Print the listing below exactly.

### RECORDED DATA
------------------------------------------------------------
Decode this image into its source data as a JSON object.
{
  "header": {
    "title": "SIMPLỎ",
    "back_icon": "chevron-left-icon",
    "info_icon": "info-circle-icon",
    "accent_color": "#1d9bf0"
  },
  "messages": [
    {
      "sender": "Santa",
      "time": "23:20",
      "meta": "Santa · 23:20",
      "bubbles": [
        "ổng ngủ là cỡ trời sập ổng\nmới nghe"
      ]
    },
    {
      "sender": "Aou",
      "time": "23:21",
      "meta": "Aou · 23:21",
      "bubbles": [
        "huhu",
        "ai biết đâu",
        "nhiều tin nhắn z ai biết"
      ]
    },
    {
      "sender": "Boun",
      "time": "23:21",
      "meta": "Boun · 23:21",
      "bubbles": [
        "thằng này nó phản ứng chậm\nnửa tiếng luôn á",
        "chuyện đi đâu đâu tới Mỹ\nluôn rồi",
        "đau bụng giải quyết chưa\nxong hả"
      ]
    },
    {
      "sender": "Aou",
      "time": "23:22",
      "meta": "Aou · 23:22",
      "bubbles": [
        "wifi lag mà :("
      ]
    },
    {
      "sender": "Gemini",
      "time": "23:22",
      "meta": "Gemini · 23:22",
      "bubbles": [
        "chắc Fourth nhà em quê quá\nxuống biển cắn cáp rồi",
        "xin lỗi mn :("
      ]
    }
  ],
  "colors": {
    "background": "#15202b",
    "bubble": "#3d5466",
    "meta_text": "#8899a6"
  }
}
------------------------------------------------------------
### WRITTEN ANSWER
Decode this image into its source data as a JSON object.
{
  "header": {
    "title": "SIMPLỎ",
    "back_icon": "chevron-left-icon",
    "info_icon": "info-circle-icon",
    "accent_color": "#1d9bf0"
  },
  "messages": [
    {
      "sender": "Santa",
      "time": "23:20",
      "meta": "Santa · 23:20",
      "bubbles": [
        "ổng ngủ là cỡ trời sập ổng\nmới nghe"
      ]
    },
    {
      "sender": "Aou",
      "time": "23:21",
      "meta": "Aou · 23:21",
      "bubbles": [
        "huhu",
        "ai biết đâu",
        "nhiều tin nhắn z ai biết"
      ]
    },
    {
      "sender": "Boun",
      "time": "23:21",
      "meta": "Boun · 23:21",
      "bubbles": [
        "thằng này nó phản ứng chậm\nnửa tiếng luôn á",
        "chuyện đi đâu đâu tới Mỹ\nluôn rồi",
        "đau bụng giải quyết chưa\nxong hả"
      ]
    },
    {
      "sender": "Aou",
      "time": "23:22",
      "meta": "Aou · 23:22",
      "bubbles": [
        "wifi lag mà :("
      ]
    },
    {
      "sender": "Gemini",
      "time": "23:22",
      "meta": "Gemini · 23:22",
      "bubbles": [
        "chắc Fourth nhà em quê quá\nxuống biển cắn cáp rồi",
        "xin lỗi mn :("
      ]
    }
  ],
  "colors": {
    "background": "#15202b",
    "bubble": "#3d5466",
    "meta_text": "#8899a6"
  }
}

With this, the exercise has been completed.